REQUIRED TASK:
Give the number of lines in the listing that hold the word "грошовому". Write nothing but that number.

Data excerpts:
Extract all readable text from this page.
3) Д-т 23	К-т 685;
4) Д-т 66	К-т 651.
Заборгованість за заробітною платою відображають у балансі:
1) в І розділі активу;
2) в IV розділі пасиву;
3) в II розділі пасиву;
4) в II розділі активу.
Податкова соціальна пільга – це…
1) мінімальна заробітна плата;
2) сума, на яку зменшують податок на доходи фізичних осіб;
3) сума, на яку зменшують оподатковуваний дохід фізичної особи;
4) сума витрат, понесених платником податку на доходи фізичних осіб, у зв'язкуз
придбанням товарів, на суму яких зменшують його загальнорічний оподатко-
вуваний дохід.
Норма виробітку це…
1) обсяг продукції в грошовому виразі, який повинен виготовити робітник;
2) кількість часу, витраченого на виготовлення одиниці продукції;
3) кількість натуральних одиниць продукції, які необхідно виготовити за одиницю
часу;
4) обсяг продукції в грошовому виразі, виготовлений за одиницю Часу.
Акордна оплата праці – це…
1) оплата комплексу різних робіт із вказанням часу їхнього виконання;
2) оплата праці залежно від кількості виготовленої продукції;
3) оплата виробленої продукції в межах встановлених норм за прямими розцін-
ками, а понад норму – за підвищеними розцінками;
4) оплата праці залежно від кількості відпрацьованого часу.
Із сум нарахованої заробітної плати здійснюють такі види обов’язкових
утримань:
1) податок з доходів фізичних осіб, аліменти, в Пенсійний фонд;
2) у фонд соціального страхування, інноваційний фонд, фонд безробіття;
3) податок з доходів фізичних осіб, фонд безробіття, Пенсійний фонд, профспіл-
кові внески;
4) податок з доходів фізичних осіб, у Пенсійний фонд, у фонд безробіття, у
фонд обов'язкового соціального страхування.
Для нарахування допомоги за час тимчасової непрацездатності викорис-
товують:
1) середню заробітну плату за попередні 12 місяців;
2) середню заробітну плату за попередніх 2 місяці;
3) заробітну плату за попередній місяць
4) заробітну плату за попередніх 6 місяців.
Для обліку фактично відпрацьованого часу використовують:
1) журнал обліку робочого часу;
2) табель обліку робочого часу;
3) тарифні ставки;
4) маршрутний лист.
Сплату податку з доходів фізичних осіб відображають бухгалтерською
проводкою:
* * *
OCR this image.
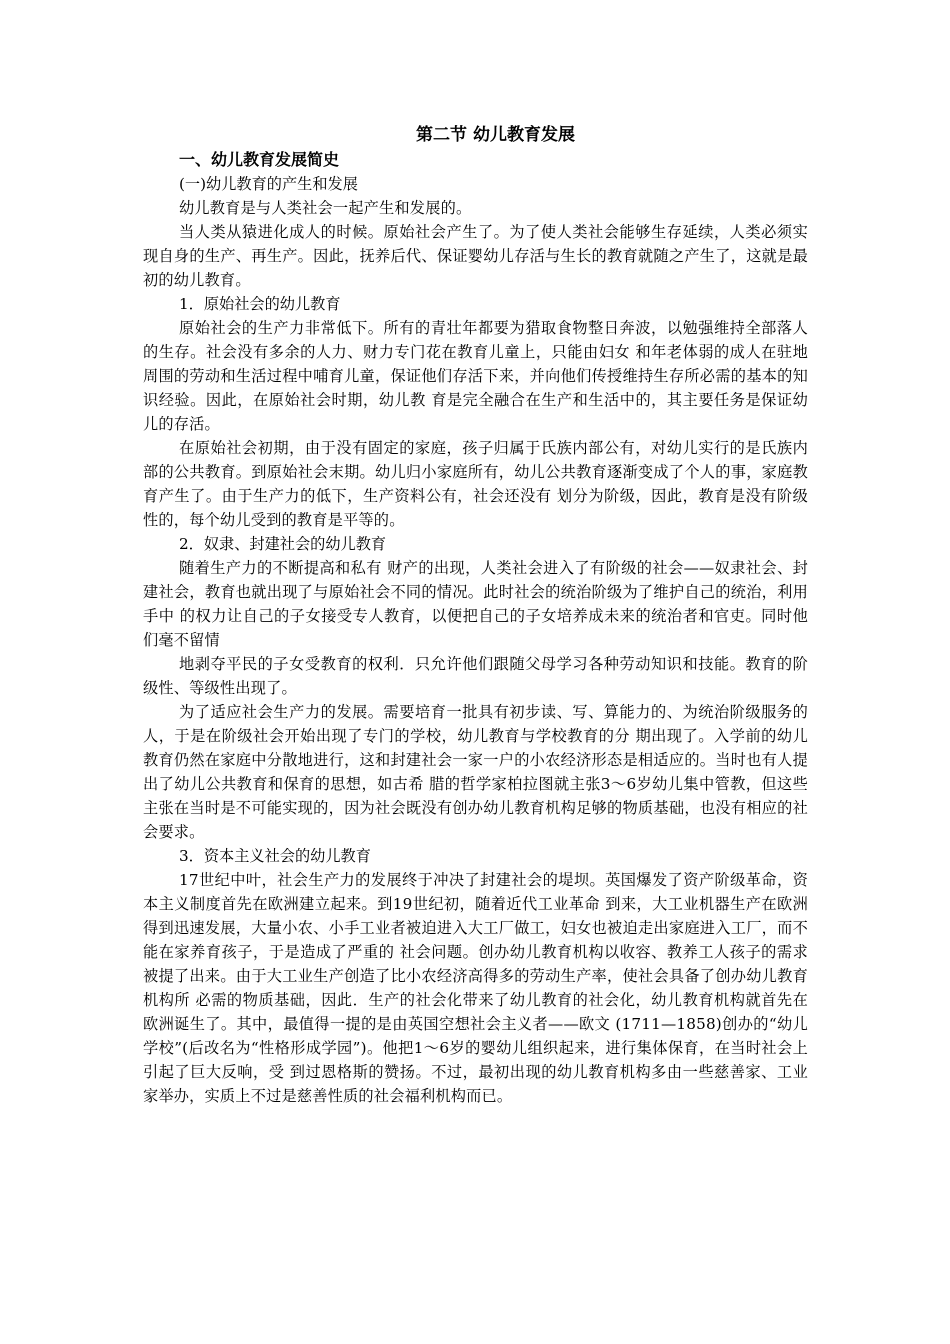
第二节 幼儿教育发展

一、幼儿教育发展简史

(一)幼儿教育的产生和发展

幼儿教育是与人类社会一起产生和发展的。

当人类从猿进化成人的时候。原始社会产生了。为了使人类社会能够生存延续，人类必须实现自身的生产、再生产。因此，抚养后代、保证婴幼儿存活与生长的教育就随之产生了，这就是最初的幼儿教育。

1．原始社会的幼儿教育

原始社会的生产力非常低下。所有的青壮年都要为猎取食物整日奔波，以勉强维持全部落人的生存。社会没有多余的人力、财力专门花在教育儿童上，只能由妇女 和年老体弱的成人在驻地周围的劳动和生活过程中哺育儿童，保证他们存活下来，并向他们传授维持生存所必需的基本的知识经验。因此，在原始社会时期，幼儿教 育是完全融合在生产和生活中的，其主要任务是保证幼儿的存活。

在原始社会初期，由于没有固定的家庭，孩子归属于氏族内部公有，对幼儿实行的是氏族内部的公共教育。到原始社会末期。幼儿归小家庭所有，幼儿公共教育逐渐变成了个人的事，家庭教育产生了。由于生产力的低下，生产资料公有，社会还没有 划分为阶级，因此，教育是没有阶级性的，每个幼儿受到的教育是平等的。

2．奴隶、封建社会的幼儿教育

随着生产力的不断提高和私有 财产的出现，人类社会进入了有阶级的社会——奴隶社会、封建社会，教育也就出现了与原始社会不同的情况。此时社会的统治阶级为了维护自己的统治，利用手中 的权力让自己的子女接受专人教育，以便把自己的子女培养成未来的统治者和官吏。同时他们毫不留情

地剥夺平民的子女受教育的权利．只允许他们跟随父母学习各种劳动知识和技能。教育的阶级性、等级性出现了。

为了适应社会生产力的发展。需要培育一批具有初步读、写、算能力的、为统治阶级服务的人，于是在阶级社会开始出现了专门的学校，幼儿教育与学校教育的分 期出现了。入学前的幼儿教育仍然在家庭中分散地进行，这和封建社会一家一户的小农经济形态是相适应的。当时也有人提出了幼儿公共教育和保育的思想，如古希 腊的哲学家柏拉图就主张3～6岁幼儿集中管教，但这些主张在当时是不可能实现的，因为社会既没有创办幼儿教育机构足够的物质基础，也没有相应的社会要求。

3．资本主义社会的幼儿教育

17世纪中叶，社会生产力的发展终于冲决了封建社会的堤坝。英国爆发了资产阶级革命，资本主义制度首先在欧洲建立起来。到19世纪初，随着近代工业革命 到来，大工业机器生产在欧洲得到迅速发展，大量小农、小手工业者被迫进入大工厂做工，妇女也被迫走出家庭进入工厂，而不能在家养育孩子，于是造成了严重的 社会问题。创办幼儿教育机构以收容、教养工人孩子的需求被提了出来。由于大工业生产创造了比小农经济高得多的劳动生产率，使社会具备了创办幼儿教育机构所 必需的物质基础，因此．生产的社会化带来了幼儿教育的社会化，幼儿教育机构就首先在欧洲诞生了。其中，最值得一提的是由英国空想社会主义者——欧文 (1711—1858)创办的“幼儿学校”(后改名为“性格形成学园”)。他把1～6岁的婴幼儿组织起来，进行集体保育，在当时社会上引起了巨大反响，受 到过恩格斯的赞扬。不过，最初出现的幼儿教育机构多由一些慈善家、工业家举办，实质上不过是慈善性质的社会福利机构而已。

REPLY:
2